◆ Work to complete
Look through the material below. Copy every line with the string "heiligen" in it.

##### Working data

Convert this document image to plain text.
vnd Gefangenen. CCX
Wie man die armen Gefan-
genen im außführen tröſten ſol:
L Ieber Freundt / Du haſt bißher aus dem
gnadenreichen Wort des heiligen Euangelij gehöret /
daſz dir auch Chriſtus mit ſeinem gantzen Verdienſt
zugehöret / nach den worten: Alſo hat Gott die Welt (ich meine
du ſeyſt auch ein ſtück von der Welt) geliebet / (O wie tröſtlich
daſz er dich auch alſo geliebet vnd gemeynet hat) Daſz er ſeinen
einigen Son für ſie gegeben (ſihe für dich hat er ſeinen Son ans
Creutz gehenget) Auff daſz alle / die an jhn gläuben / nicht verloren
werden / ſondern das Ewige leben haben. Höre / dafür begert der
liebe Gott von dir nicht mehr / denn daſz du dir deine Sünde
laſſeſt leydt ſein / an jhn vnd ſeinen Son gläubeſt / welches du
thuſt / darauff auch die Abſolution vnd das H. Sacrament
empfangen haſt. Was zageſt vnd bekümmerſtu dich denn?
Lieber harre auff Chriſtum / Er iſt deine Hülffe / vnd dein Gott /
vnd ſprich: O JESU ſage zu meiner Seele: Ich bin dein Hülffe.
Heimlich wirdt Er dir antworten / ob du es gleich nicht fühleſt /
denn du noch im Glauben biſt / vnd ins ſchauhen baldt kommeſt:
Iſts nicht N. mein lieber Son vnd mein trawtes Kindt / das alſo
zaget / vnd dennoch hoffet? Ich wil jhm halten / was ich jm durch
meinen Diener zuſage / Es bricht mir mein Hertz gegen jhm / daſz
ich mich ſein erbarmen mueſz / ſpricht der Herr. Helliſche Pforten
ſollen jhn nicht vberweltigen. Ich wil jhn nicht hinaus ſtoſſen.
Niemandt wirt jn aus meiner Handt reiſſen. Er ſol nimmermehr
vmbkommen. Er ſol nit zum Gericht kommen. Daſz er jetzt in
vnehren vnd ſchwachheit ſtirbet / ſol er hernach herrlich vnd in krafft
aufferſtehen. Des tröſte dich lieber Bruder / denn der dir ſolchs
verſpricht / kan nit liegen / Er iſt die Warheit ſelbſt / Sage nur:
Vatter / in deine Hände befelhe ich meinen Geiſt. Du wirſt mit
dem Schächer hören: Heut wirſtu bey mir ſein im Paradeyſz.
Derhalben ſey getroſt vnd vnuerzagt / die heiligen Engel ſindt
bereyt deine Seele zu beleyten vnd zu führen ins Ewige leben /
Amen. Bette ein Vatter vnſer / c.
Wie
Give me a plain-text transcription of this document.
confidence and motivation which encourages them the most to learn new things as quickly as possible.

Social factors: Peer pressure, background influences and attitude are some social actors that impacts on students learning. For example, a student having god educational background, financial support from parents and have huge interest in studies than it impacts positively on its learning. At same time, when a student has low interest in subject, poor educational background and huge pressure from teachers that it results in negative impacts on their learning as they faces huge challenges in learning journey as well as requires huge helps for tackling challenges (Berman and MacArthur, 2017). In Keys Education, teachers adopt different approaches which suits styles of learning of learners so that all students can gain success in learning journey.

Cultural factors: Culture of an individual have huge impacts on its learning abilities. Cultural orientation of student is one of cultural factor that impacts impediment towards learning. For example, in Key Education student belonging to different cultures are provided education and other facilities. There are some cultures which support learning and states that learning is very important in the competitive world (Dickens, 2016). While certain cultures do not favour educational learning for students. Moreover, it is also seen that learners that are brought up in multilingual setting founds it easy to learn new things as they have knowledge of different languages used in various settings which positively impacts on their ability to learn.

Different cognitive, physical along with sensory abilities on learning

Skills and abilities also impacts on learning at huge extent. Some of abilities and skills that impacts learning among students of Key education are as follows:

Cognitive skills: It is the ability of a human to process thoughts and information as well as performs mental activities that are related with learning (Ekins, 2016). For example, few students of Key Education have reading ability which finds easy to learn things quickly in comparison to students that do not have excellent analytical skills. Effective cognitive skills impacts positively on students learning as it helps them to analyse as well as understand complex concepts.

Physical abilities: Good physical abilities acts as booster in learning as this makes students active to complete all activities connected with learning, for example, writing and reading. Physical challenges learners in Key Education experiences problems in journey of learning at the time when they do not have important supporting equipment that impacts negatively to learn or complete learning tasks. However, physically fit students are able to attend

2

##########

◆ Output for this exercise
gnadenreichen Wort des heiligen Euangelij gehöret /
Derhalben ſey getroſt vnd vnuerzagt / die heiligen Engel ſindt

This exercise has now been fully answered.